===== DATA LINES =====
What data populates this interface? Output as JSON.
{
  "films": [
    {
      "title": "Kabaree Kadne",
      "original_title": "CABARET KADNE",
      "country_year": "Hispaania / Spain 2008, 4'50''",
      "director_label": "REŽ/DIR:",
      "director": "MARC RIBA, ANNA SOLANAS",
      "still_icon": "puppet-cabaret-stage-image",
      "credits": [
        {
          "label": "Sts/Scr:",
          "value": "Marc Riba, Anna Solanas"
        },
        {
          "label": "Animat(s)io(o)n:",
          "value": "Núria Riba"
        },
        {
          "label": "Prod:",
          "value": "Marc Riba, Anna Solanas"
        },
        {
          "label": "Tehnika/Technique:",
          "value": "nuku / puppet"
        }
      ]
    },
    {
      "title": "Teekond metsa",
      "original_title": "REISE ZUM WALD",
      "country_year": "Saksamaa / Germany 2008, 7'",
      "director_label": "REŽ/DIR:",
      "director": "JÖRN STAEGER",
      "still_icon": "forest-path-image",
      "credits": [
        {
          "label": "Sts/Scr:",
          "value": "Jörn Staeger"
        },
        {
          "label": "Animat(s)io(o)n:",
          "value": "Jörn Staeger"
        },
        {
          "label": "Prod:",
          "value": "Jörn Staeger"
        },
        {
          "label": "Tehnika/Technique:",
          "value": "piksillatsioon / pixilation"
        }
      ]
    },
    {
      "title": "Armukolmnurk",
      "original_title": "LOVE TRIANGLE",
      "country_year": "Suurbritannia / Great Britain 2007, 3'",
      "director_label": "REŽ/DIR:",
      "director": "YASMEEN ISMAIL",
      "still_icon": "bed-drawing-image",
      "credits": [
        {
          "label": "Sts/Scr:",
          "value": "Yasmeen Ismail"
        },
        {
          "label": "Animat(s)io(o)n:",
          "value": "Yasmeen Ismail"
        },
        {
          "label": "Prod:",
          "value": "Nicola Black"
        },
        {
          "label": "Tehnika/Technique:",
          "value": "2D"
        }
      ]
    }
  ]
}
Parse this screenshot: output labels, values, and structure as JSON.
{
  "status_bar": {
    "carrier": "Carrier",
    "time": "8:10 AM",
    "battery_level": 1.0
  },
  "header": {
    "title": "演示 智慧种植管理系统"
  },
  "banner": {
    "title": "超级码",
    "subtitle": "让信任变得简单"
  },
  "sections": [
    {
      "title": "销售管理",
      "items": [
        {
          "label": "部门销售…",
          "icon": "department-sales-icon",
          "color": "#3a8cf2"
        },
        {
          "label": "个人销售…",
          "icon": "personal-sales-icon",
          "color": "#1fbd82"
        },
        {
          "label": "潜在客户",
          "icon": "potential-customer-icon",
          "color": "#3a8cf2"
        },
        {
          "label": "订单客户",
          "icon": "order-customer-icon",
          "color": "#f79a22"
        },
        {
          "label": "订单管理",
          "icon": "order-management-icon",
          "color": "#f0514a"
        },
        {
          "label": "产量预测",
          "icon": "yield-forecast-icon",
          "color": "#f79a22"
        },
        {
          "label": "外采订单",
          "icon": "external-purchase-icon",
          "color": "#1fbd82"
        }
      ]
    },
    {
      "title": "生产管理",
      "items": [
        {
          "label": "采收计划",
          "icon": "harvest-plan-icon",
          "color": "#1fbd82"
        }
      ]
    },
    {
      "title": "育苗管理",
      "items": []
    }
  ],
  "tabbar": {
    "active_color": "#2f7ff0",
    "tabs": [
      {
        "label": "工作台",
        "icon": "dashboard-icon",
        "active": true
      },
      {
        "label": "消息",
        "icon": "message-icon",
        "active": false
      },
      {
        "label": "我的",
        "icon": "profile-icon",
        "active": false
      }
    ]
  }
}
=====
• [WHAT YOU WILL DO]:
Copy every line exactly. Leave nothing out.

• [ANSWER TO THE EXERCISE]:
What data populates this interface? Output as JSON.
{
  "films": [
    {
      "title": "Kabaree Kadne",
      "original_title": "CABARET KADNE",
      "country_year": "Hispaania / Spain 2008, 4'50''",
      "director_label": "REŽ/DIR:",
      "director": "MARC RIBA, ANNA SOLANAS",
      "still_icon": "puppet-cabaret-stage-image",
      "credits": [
        {
          "label": "Sts/Scr:",
          "value": "Marc Riba, Anna Solanas"
        },
        {
          "label": "Animat(s)io(o)n:",
          "value": "Núria Riba"
        },
        {
          "label": "Prod:",
          "value": "Marc Riba, Anna Solanas"
        },
        {
          "label": "Tehnika/Technique:",
          "value": "nuku / puppet"
        }
      ]
    },
    {
      "title": "Teekond metsa",
      "original_title": "REISE ZUM WALD",
      "country_year": "Saksamaa / Germany 2008, 7'",
      "director_label": "REŽ/DIR:",
      "director": "JÖRN STAEGER",
      "still_icon": "forest-path-image",
      "credits": [
        {
          "label": "Sts/Scr:",
          "value": "Jörn Staeger"
        },
        {
          "label": "Animat(s)io(o)n:",
          "value": "Jörn Staeger"
        },
        {
          "label": "Prod:",
          "value": "Jörn Staeger"
        },
        {
          "label": "Tehnika/Technique:",
          "value": "piksillatsioon / pixilation"
        }
      ]
    },
    {
      "title": "Armukolmnurk",
      "original_title": "LOVE TRIANGLE",
      "country_year": "Suurbritannia / Great Britain 2007, 3'",
      "director_label": "REŽ/DIR:",
      "director": "YASMEEN ISMAIL",
      "still_icon": "bed-drawing-image",
      "credits": [
        {
          "label": "Sts/Scr:",
          "value": "Yasmeen Ismail"
        },
        {
          "label": "Animat(s)io(o)n:",
          "value": "Yasmeen Ismail"
        },
        {
          "label": "Prod:",
          "value": "Nicola Black"
        },
        {
          "label": "Tehnika/Technique:",
          "value": "2D"
        }
      ]
    }
  ]
}
Parse this screenshot: output labels, values, and structure as JSON.
{
  "status_bar": {
    "carrier": "Carrier",
    "time": "8:10 AM",
    "battery_level": 1.0
  },
  "header": {
    "title": "演示 智慧种植管理系统"
  },
  "banner": {
    "title": "超级码",
    "subtitle": "让信任变得简单"
  },
  "sections": [
    {
      "title": "销售管理",
      "items": [
        {
          "label": "部门销售…",
          "icon": "department-sales-icon",
          "color": "#3a8cf2"
        },
        {
          "label": "个人销售…",
          "icon": "personal-sales-icon",
          "color": "#1fbd82"
        },
        {
          "label": "潜在客户",
          "icon": "potential-customer-icon",
          "color": "#3a8cf2"
        },
        {
          "label": "订单客户",
          "icon": "order-customer-icon",
          "color": "#f79a22"
        },
        {
          "label": "订单管理",
          "icon": "order-management-icon",
          "color": "#f0514a"
        },
        {
          "label": "产量预测",
          "icon": "yield-forecast-icon",
          "color": "#f79a22"
        },
        {
          "label": "外采订单",
          "icon": "external-purchase-icon",
          "color": "#1fbd82"
        }
      ]
    },
    {
      "title": "生产管理",
      "items": [
        {
          "label": "采收计划",
          "icon": "harvest-plan-icon",
          "color": "#1fbd82"
        }
      ]
    },
    {
      "title": "育苗管理",
      "items": []
    }
  ],
  "tabbar": {
    "active_color": "#2f7ff0",
    "tabs": [
      {
        "label": "工作台",
        "icon": "dashboard-icon",
        "active": true
      },
      {
        "label": "消息",
        "icon": "message-icon",
        "active": false
      },
      {
        "label": "我的",
        "icon": "profile-icon",
        "active": false
      }
    ]
  }
}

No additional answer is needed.